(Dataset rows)
○ ○ ○

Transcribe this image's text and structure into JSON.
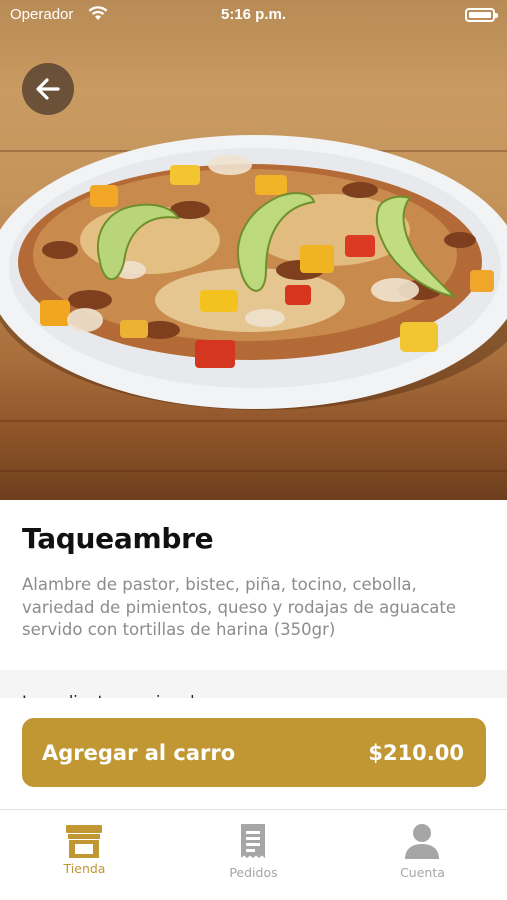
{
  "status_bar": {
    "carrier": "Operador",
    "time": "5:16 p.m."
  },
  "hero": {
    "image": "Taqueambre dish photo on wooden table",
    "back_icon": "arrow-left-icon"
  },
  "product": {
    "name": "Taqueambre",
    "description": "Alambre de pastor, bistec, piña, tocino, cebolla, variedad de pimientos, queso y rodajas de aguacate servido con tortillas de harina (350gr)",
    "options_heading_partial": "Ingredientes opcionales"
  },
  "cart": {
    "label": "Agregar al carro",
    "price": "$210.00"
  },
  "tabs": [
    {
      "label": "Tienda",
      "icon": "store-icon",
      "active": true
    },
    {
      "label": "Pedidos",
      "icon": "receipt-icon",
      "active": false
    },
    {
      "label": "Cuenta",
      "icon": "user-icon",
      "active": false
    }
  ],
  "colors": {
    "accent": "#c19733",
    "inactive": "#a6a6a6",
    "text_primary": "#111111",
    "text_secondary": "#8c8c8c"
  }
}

○ ○ ○

* What to produce: Transcribe every line from the records above without alteration, and leave out the images.

* Answer:
Transcribe this image's text and structure into JSON.
{
  "status_bar": {
    "carrier": "Operador",
    "time": "5:16 p.m."
  },
  "hero": {
    "image": "Taqueambre dish photo on wooden table",
    "back_icon": "arrow-left-icon"
  },
  "product": {
    "name": "Taqueambre",
    "description": "Alambre de pastor, bistec, piña, tocino, cebolla, variedad de pimientos, queso y rodajas de aguacate servido con tortillas de harina (350gr)",
    "options_heading_partial": "Ingredientes opcionales"
  },
  "cart": {
    "label": "Agregar al carro",
    "price": "$210.00"
  },
  "tabs": [
    {
      "label": "Tienda",
      "icon": "store-icon",
      "active": true
    },
    {
      "label": "Pedidos",
      "icon": "receipt-icon",
      "active": false
    },
    {
      "label": "Cuenta",
      "icon": "user-icon",
      "active": false
    }
  ],
  "colors": {
    "accent": "#c19733",
    "inactive": "#a6a6a6",
    "text_primary": "#111111",
    "text_secondary": "#8c8c8c"
  }
}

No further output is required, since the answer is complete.